GIVEN RECORDS
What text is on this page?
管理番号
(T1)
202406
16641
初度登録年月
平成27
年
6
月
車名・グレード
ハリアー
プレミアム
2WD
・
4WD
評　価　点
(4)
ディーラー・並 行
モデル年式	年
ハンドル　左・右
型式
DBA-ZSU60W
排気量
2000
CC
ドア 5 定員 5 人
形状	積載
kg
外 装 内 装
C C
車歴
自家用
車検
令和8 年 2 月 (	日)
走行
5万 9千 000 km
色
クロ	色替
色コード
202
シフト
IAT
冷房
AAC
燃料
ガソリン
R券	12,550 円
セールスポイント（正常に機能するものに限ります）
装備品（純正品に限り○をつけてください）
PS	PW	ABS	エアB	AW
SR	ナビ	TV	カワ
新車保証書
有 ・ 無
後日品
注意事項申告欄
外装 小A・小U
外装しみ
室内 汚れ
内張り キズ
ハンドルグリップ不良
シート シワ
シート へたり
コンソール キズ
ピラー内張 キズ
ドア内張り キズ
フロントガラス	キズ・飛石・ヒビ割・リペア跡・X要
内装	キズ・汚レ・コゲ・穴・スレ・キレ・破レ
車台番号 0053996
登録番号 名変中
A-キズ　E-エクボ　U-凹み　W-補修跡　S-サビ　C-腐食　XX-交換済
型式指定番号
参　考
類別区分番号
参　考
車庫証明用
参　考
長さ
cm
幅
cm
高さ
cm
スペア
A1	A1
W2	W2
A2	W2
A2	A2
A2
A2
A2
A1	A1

TASK INSTRUCTIONS
Write the listing out again, exactly as shown above.

SOLUTION TO THIS EXERCISE
What text is on this page?
管理番号
(T1)
202406
16641
初度登録年月
平成27
年
6
月
車名・グレード
ハリアー
プレミアム
2WD
・
4WD
評　価　点
(4)
ディーラー・並 行
モデル年式	年
ハンドル　左・右
型式
DBA-ZSU60W
排気量
2000
CC
ドア 5 定員 5 人
形状	積載
kg
外 装 内 装
C C
車歴
自家用
車検
令和8 年 2 月 (	日)
走行
5万 9千 000 km
色
クロ	色替
色コード
202
シフト
IAT
冷房
AAC
燃料
ガソリン
R券	12,550 円
セールスポイント（正常に機能するものに限ります）
装備品（純正品に限り○をつけてください）
PS	PW	ABS	エアB	AW
SR	ナビ	TV	カワ
新車保証書
有 ・ 無
後日品
注意事項申告欄
外装 小A・小U
外装しみ
室内 汚れ
内張り キズ
ハンドルグリップ不良
シート シワ
シート へたり
コンソール キズ
ピラー内張 キズ
ドア内張り キズ
フロントガラス	キズ・飛石・ヒビ割・リペア跡・X要
内装	キズ・汚レ・コゲ・穴・スレ・キレ・破レ
車台番号 0053996
登録番号 名変中
A-キズ　E-エクボ　U-凹み　W-補修跡　S-サビ　C-腐食　XX-交換済
型式指定番号
参　考
類別区分番号
参　考
車庫証明用
参　考
長さ
cm
幅
cm
高さ
cm
スペア
A1	A1
W2	W2
A2	W2
A2	A2
A2
A2
A2
A1	A1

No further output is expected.